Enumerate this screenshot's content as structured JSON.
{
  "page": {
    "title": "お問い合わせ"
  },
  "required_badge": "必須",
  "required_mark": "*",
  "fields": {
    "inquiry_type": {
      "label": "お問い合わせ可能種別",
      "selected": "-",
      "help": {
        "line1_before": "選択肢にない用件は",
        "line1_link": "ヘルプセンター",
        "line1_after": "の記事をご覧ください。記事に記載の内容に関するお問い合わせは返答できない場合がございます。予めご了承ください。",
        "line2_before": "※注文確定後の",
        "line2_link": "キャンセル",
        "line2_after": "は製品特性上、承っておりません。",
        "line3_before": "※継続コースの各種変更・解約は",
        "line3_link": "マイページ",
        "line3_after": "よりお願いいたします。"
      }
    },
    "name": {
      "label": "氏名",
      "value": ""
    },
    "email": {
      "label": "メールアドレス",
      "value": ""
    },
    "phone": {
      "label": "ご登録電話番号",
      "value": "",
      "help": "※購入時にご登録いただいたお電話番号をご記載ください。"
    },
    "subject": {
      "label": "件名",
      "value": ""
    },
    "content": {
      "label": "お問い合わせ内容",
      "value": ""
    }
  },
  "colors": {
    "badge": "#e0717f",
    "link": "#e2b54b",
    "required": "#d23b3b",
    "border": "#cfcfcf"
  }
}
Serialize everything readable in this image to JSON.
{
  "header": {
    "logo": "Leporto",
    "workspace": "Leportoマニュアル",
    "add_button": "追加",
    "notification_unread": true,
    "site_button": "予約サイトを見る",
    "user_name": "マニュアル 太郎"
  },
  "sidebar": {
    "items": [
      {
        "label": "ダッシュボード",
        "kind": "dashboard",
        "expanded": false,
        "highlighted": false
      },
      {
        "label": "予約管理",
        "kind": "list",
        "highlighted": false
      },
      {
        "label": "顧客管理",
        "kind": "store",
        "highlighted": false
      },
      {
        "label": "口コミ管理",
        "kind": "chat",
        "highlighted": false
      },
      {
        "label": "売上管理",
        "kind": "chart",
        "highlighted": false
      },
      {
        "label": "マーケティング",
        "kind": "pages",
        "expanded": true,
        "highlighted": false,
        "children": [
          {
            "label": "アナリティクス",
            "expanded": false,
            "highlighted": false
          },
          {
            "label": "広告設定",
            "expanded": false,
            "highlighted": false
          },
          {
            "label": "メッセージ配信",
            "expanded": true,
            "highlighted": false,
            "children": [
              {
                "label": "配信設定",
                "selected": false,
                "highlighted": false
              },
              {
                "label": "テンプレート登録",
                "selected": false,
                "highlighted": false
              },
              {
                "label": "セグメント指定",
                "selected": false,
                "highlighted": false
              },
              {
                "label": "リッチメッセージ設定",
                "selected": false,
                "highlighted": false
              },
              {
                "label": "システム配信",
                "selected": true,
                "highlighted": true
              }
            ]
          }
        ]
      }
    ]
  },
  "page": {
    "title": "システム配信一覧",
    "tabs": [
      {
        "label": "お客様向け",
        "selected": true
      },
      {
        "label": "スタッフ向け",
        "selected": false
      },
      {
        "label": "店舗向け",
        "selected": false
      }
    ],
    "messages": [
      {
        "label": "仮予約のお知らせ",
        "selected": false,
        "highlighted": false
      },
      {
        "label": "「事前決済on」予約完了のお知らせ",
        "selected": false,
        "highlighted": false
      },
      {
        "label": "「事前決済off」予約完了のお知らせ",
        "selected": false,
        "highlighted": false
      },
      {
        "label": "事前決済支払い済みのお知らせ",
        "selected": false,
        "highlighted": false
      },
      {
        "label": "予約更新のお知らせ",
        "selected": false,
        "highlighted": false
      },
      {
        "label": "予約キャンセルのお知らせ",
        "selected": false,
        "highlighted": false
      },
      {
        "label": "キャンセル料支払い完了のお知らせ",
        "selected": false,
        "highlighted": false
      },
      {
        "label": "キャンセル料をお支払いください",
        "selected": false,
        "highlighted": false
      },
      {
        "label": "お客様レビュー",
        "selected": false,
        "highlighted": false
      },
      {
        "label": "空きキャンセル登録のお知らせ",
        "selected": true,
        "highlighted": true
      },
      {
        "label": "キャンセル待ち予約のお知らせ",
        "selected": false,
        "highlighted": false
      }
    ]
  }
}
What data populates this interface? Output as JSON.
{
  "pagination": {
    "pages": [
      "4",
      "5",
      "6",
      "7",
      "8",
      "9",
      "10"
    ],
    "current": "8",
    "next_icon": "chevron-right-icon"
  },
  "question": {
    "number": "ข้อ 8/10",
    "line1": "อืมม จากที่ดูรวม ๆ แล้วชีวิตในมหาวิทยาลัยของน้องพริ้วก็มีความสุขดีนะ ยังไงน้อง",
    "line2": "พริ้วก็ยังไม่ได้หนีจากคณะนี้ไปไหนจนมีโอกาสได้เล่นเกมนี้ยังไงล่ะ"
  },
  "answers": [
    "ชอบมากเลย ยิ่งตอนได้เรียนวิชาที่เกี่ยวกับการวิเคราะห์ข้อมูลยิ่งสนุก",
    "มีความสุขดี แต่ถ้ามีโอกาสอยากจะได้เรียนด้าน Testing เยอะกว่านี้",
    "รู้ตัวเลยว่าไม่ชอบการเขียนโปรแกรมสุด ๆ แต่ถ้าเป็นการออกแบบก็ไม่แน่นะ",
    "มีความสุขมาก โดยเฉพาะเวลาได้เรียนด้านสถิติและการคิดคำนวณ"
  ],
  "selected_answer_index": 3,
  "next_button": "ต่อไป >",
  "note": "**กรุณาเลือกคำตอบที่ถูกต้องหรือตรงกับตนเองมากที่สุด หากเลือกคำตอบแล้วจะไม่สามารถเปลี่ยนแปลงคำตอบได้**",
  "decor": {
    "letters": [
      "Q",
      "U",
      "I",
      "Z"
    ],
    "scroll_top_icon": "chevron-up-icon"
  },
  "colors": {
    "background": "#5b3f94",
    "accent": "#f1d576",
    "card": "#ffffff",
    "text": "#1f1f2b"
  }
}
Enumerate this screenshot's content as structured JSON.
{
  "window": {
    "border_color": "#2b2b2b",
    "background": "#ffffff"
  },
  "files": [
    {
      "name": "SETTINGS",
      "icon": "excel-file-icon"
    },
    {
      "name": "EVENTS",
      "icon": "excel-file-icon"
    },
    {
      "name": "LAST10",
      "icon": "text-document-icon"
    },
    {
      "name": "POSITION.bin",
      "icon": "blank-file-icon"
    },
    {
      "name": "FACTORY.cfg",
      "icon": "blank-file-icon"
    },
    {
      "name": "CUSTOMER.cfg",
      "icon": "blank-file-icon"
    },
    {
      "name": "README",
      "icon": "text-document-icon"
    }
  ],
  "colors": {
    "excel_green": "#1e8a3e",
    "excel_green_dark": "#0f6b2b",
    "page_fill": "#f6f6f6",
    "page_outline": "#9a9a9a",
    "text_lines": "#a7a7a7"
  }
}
****************
● **Task objective**:
Copy out every line of the listing that contains the string "expanded".

● **Exercise result**:
        "expanded": false,
        "expanded": true,
            "expanded": false,
            "expanded": false,
            "expanded": true,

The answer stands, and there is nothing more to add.